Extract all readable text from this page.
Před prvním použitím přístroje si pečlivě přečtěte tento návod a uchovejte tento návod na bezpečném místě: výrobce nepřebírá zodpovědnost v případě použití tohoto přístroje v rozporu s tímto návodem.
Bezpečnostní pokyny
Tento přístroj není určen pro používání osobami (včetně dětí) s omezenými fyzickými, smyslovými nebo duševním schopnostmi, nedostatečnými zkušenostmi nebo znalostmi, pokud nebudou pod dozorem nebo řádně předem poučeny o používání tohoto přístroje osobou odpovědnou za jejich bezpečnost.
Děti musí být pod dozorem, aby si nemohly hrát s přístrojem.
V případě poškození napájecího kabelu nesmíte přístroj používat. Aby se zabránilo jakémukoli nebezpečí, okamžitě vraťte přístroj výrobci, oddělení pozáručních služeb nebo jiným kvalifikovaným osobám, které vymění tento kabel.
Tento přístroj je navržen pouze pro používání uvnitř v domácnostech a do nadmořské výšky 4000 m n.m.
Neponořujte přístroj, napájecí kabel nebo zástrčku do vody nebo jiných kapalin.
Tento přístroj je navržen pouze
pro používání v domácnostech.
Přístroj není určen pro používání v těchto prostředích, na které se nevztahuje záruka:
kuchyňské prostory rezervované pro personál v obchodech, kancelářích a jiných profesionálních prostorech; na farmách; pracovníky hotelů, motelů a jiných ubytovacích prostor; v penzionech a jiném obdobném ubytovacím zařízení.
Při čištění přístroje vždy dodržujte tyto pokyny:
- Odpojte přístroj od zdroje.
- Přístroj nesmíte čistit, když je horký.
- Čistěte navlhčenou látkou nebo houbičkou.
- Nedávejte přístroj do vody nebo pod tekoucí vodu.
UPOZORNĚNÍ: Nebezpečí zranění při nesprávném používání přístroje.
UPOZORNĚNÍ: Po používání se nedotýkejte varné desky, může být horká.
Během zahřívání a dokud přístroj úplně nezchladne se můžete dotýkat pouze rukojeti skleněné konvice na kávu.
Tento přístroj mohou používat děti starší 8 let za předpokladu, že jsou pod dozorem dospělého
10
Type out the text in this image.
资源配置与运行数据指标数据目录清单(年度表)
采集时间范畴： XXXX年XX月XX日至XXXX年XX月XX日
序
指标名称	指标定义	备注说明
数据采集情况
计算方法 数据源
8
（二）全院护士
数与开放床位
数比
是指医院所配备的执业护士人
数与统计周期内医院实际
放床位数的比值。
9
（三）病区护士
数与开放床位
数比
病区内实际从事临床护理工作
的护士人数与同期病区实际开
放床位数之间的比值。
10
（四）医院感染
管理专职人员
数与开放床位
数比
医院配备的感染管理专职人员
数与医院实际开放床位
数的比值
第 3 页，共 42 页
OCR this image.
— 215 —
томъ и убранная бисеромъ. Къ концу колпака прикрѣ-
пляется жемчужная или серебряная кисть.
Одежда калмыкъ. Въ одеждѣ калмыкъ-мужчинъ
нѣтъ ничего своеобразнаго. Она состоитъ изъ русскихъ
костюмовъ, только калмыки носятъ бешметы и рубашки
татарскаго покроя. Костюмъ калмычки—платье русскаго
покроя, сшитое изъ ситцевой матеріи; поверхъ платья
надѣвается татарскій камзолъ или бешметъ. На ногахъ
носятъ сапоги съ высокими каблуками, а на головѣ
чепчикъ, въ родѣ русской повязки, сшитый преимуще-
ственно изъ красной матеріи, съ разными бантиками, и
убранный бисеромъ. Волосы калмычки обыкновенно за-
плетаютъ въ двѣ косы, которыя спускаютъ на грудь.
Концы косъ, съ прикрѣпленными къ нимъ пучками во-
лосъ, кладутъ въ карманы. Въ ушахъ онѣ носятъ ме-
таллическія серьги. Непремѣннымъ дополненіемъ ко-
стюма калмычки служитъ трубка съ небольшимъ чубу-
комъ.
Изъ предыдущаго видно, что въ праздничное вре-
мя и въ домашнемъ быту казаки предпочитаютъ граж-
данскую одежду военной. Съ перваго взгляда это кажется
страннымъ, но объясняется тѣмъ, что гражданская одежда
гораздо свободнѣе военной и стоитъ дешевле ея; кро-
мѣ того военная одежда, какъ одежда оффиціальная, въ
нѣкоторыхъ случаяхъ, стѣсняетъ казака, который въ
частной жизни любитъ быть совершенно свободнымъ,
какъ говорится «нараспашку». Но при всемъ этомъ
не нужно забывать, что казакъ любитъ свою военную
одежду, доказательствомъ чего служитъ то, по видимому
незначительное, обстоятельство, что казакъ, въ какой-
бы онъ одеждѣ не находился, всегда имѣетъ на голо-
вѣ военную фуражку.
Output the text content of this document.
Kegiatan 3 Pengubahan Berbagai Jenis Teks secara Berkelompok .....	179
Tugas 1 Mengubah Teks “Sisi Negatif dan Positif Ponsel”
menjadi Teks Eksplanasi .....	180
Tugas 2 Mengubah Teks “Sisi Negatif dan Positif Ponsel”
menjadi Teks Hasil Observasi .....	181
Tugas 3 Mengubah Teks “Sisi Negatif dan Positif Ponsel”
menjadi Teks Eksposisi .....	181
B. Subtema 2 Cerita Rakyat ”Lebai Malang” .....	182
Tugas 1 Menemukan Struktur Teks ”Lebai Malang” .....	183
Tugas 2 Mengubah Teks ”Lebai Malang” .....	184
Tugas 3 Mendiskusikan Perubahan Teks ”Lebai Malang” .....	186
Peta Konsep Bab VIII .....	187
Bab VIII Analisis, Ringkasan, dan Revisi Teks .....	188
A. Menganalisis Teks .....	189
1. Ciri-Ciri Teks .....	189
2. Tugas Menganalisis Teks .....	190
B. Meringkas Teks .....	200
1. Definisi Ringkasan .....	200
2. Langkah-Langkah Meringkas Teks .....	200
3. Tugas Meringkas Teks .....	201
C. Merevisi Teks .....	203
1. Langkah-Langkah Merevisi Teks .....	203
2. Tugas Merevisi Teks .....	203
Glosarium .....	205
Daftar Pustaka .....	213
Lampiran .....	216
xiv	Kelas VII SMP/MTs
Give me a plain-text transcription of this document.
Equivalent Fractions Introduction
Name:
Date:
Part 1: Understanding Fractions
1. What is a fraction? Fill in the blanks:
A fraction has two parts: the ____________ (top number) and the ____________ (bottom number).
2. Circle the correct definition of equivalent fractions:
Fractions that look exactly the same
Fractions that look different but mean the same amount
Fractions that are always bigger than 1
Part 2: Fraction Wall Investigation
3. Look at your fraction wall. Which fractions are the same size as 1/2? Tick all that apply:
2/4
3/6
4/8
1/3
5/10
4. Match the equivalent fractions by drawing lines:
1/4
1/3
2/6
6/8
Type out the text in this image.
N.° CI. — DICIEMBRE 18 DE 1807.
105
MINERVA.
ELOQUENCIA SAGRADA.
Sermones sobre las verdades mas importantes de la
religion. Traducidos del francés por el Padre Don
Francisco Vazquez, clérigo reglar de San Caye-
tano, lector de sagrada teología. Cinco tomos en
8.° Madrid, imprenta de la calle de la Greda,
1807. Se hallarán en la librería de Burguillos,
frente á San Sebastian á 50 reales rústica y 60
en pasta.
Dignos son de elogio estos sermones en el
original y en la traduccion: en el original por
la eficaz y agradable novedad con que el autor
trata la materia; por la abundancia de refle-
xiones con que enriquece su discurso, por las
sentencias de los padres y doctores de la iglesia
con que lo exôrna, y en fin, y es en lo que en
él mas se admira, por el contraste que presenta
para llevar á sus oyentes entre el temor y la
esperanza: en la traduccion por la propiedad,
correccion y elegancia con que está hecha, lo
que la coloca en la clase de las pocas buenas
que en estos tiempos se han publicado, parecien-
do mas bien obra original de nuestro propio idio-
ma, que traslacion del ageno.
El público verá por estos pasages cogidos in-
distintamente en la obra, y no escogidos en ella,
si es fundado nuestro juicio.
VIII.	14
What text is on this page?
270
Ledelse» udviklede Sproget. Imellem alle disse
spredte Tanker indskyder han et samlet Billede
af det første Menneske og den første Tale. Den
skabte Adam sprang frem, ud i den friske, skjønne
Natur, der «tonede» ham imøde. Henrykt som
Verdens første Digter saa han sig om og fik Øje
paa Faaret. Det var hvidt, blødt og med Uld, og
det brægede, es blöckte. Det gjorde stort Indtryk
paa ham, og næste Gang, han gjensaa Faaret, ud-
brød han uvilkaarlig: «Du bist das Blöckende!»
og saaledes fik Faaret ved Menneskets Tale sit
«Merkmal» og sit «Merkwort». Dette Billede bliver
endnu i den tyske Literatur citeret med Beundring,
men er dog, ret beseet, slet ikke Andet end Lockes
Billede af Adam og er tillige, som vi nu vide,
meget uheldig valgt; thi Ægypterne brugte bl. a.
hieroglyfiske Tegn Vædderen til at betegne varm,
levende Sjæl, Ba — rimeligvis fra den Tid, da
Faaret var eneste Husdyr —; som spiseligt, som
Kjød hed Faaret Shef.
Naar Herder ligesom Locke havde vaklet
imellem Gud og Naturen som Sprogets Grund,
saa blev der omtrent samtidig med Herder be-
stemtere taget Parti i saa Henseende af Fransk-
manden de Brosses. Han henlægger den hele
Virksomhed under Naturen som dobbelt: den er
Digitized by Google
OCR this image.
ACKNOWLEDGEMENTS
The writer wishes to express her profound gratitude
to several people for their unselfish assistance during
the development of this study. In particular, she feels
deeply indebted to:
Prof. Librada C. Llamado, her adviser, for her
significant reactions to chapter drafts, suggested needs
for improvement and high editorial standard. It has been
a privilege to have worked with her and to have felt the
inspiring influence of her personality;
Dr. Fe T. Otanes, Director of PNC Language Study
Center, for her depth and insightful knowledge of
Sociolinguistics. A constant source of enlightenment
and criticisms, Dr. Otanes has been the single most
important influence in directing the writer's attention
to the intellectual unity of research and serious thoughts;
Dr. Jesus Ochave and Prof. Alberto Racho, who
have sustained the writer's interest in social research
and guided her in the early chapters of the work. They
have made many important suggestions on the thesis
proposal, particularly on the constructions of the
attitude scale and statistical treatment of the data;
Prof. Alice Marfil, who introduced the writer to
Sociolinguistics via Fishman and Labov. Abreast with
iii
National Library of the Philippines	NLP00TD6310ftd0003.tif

+ + +

What is being asked:
Copy in full each line that holds the word "writer".

Correct answer:
The writer wishes to express her profound gratitude
important influence in directing the writer's attention
have sustained the writer's interest in social research
Prof. Alice Marfil, who introduced the writer to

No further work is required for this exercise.